Stored entries:

_ _ _ _

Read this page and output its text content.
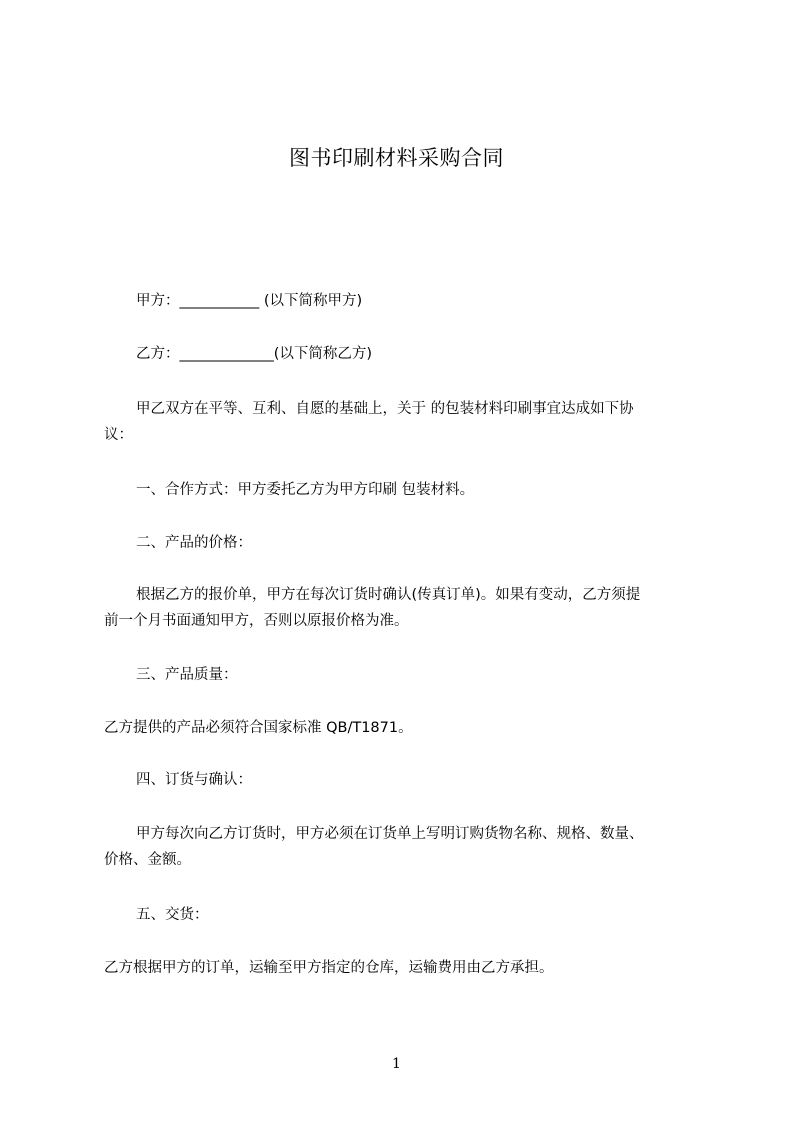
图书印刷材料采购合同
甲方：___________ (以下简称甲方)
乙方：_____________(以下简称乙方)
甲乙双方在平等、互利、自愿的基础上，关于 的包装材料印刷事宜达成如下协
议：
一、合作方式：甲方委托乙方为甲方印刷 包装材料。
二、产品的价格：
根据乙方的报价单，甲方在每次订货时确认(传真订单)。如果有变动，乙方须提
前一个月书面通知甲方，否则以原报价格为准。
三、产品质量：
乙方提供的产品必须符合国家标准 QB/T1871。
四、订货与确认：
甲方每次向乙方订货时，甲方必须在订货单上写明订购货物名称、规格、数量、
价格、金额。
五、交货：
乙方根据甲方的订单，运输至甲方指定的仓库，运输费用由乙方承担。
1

_ _ _ _

■ DESCRIPTION OF THE TASK ■
Reproduce all entries without any change, and omit the pictures.

■ RESULT OF THE EXERCISE ■
Read this page and output its text content.
图书印刷材料采购合同
甲方：___________ (以下简称甲方)
乙方：_____________(以下简称乙方)
甲乙双方在平等、互利、自愿的基础上，关于 的包装材料印刷事宜达成如下协
议：
一、合作方式：甲方委托乙方为甲方印刷 包装材料。
二、产品的价格：
根据乙方的报价单，甲方在每次订货时确认(传真订单)。如果有变动，乙方须提
前一个月书面通知甲方，否则以原报价格为准。
三、产品质量：
乙方提供的产品必须符合国家标准 QB/T1871。
四、订货与确认：
甲方每次向乙方订货时，甲方必须在订货单上写明订购货物名称、规格、数量、
价格、金额。
五、交货：
乙方根据甲方的订单，运输至甲方指定的仓库，运输费用由乙方承担。
1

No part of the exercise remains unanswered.